GOAL
Rewrite all the rows below, changing every "staticText" to "label" and keeping everything else the same. Omit the pictures.
····················
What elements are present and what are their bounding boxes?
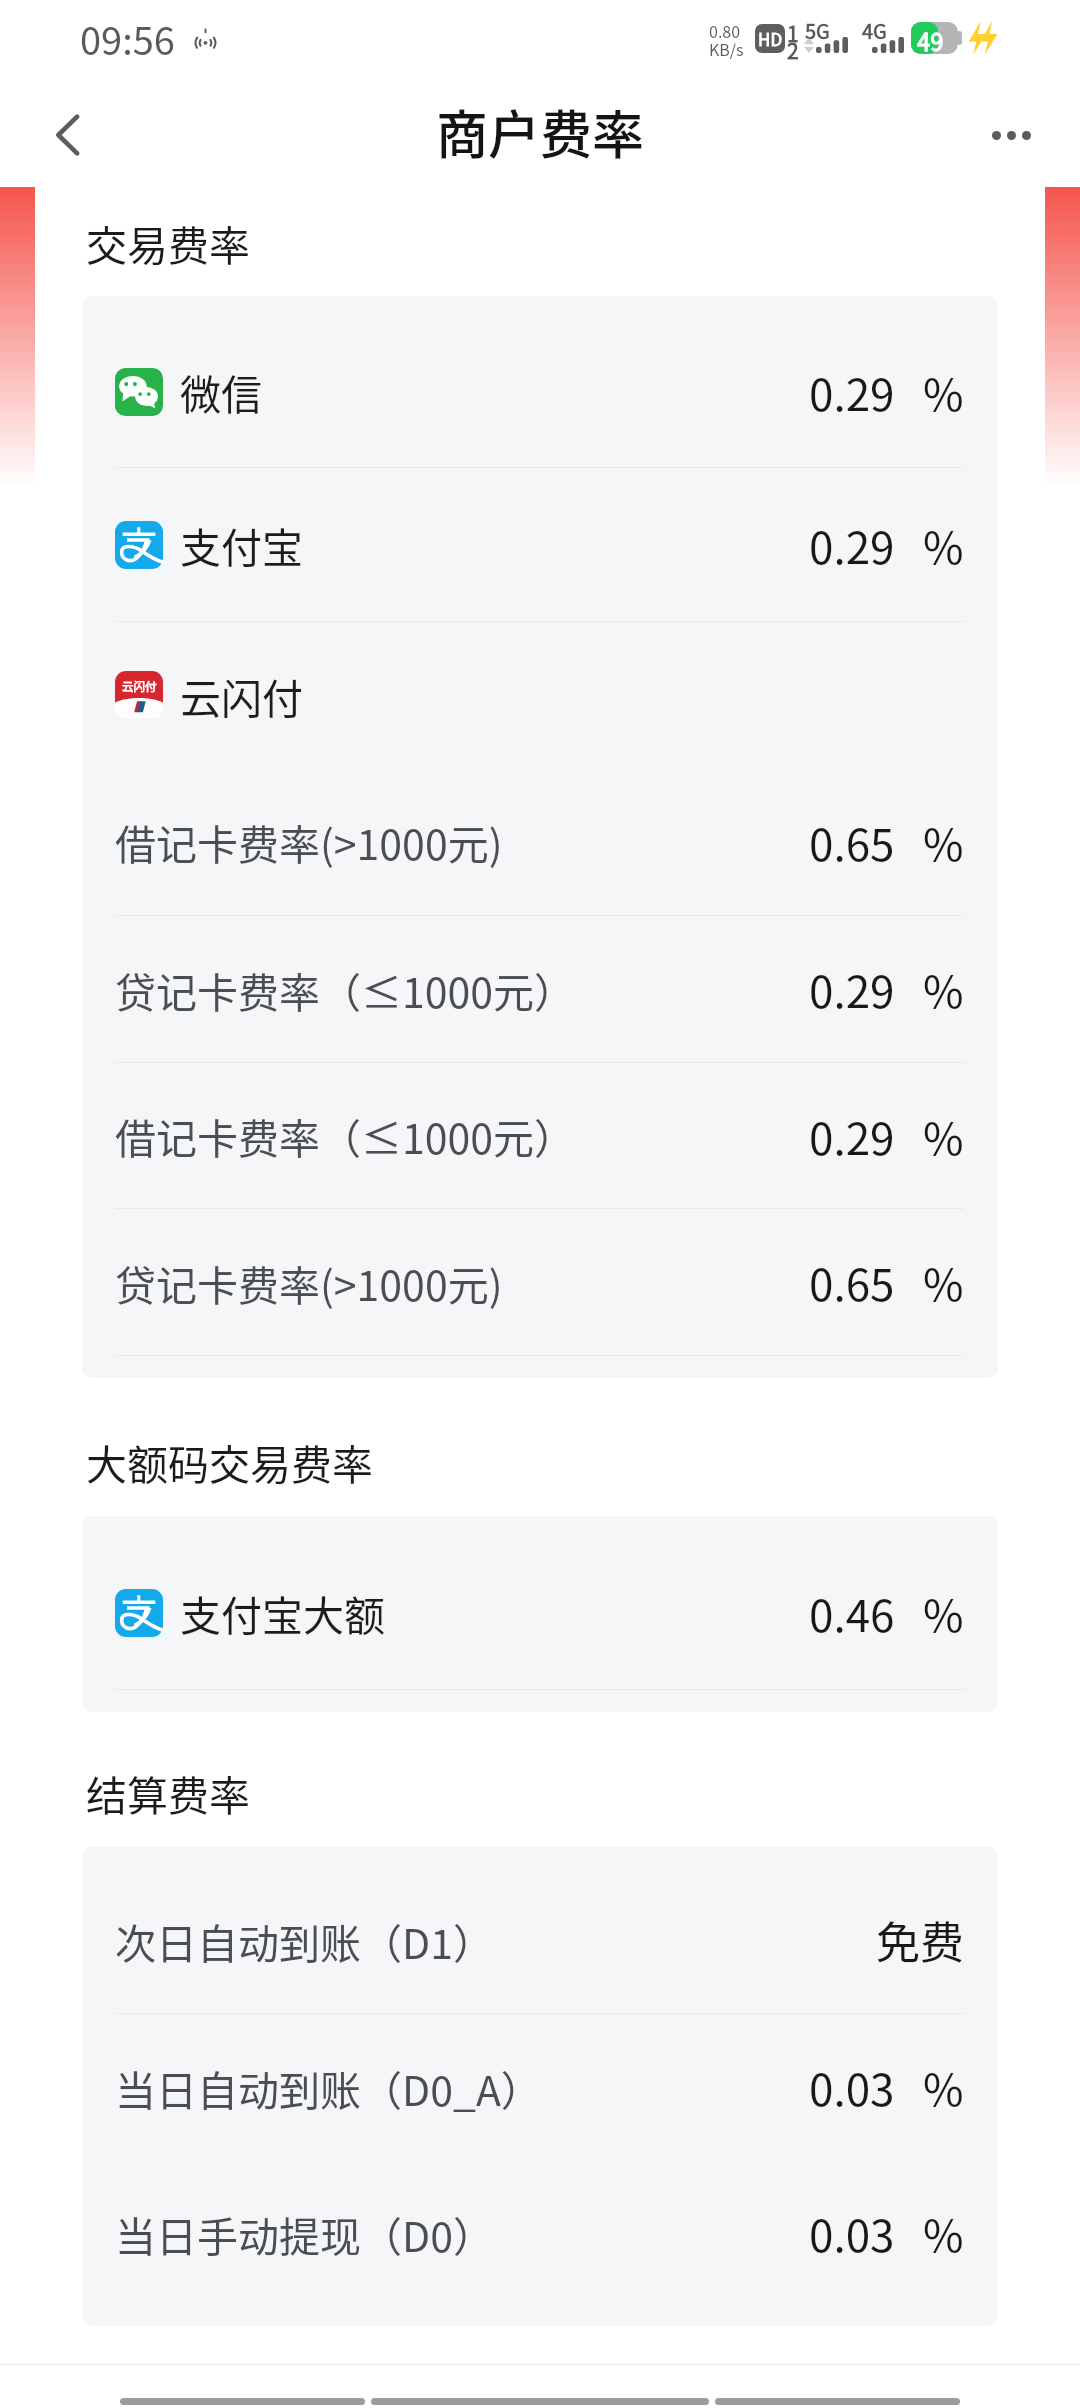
staticText: 贷记卡费率（≤1000元） [115,960,576,1019]
staticText: 微信 [180,362,262,421]
staticText: 0.65 [809,1250,895,1314]
staticText: 次日自动到账（D1） [115,1911,494,1970]
staticText: 免费 [876,1908,964,1972]
staticText: 1 [787,18,799,48]
staticText: 贷记卡费率(>1000元) [115,1253,503,1312]
staticText: 0.80 [709,19,741,42]
staticText: % [923,810,964,874]
staticText: 当日手动提现（D0） [115,2204,494,2263]
staticText: % [923,2201,964,2265]
button[interactable]: 当日手动提现（D0） [82,2160,998,2306]
staticText: 2 [787,35,799,65]
staticText: % [923,513,964,577]
button[interactable]: Back [120,2398,365,2405]
staticText: 0.29 [809,957,895,1021]
staticText: 09:56 [80,11,175,66]
button[interactable]: 支付宝大额 [82,1536,998,1689]
staticText: % [923,1250,964,1314]
staticText: 0.46 [809,1581,895,1645]
staticText: 0.03 [809,2055,895,2119]
button[interactable]: More options [956,80,1066,190]
button[interactable]: 借记卡费率(>1000元) [82,768,998,915]
staticText: 结算费率 [86,1763,250,1822]
staticText: 5G [805,16,830,45]
button[interactable]: Recent apps [715,2398,960,2405]
button[interactable]: 当日自动到账（D0_A） [82,2014,998,2160]
staticText: 支付宝大额 [180,1583,385,1642]
button[interactable]: 云闪付 [82,622,998,768]
staticText: KB/s [709,37,744,60]
staticText: 0.29 [809,1104,895,1168]
staticText: % [923,1581,964,1645]
staticText: 云闪付 [122,678,157,695]
staticText: % [923,1104,964,1168]
staticText: % [923,360,964,424]
button[interactable]: 微信 [82,316,998,467]
staticText: 支付宝 [180,515,303,574]
staticText: 0.29 [809,360,895,424]
button[interactable]: 支付宝 [82,468,998,621]
button[interactable]: Back [12,80,122,190]
staticText: % [923,957,964,1021]
button[interactable]: 借记卡费率（≤1000元） [82,1063,998,1208]
staticText: 借记卡费率（≤1000元） [115,1106,576,1165]
button[interactable]: 次日自动到账（D1） [82,1867,998,2013]
staticText: 0.29 [809,513,895,577]
staticText: 借记卡费率(>1000元) [115,812,503,871]
staticText: 商户费率 [436,94,645,169]
staticText: 大额码交易费率 [86,1432,373,1491]
staticText: HD [758,26,783,51]
button[interactable]: 贷记卡费率（≤1000元） [82,916,998,1062]
staticText: 0.03 [809,2201,895,2265]
button[interactable]: 贷记卡费率(>1000元) [82,1209,998,1355]
button[interactable]: Home [371,2398,709,2405]
staticText: 0.65 [809,810,895,874]
staticText: 4G [862,16,887,45]
staticText: 云闪付 [180,666,303,725]
staticText: % [923,2055,964,2119]
staticText: 49 [917,23,944,58]
staticText: 交易费率 [86,213,250,272]
staticText: 当日自动到账（D0_A） [115,2058,542,2117]
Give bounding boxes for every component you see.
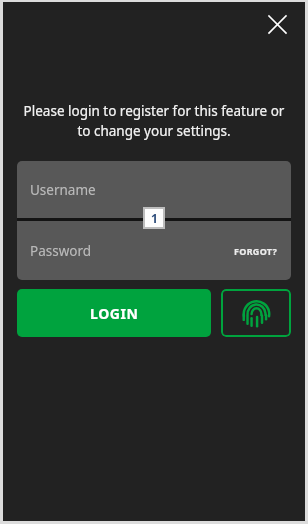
····················
EXERCISE RESPONSE
What elements are present and what are their bounding boxes?
label: 贷记卡费率（≤1000元） [115,960,576,1019]
label: 微信 [180,362,262,421]
label: 0.65 [809,1250,895,1314]
label: 次日自动到账（D1） [115,1911,494,1970]
label: 免费 [876,1908,964,1972]
label: 1 [787,18,799,48]
label: 贷记卡费率(>1000元) [115,1253,503,1312]
label: 0.80 [709,19,741,42]
label: % [923,810,964,874]
label: 当日手动提现（D0） [115,2204,494,2263]
label: % [923,2201,964,2265]
button[interactable]: 当日手动提现（D0） [82,2160,998,2306]
label: 2 [787,35,799,65]
label: % [923,513,964,577]
button[interactable]: Back [120,2398,365,2405]
label: 0.29 [809,957,895,1021]
label: 09:56 [80,11,175,66]
button[interactable]: 支付宝大额 [82,1536,998,1689]
label: % [923,1250,964,1314]
label: 0.46 [809,1581,895,1645]
label: 0.03 [809,2055,895,2119]
button[interactable]: More options [956,80,1066,190]
button[interactable]: 借记卡费率(>1000元) [82,768,998,915]
label: 结算费率 [86,1763,250,1822]
label: 5G [805,16,830,45]
button[interactable]: Recent apps [715,2398,960,2405]
button[interactable]: 当日自动到账（D0_A） [82,2014,998,2160]
label: 支付宝大额 [180,1583,385,1642]
button[interactable]: 云闪付 [82,622,998,768]
label: KB/s [709,37,744,60]
label: 0.29 [809,1104,895,1168]
label: % [923,1581,964,1645]
label: 云闪付 [122,678,157,695]
label: % [923,1104,964,1168]
label: % [923,360,964,424]
button[interactable]: 微信 [82,316,998,467]
label: 支付宝 [180,515,303,574]
label: 0.29 [809,360,895,424]
button[interactable]: 支付宝 [82,468,998,621]
button[interactable]: Back [12,80,122,190]
label: % [923,957,964,1021]
button[interactable]: 借记卡费率（≤1000元） [82,1063,998,1208]
label: 借记卡费率（≤1000元） [115,1106,576,1165]
button[interactable]: 次日自动到账（D1） [82,1867,998,2013]
label: 0.29 [809,513,895,577]
label: 借记卡费率(>1000元) [115,812,503,871]
label: 商户费率 [436,94,645,169]
label: 大额码交易费率 [86,1432,373,1491]
label: HD [758,26,783,51]
button[interactable]: 贷记卡费率（≤1000元） [82,916,998,1062]
label: 0.03 [809,2201,895,2265]
button[interactable]: 贷记卡费率(>1000元) [82,1209,998,1355]
button[interactable]: Home [371,2398,709,2405]
label: 0.65 [809,810,895,874]
label: 4G [862,16,887,45]
label: 云闪付 [180,666,303,725]
label: % [923,2055,964,2119]
label: 49 [917,23,944,58]
label: 交易费率 [86,213,250,272]
label: 当日自动到账（D0_A） [115,2058,542,2117]
Give bounding boxes for every component you see.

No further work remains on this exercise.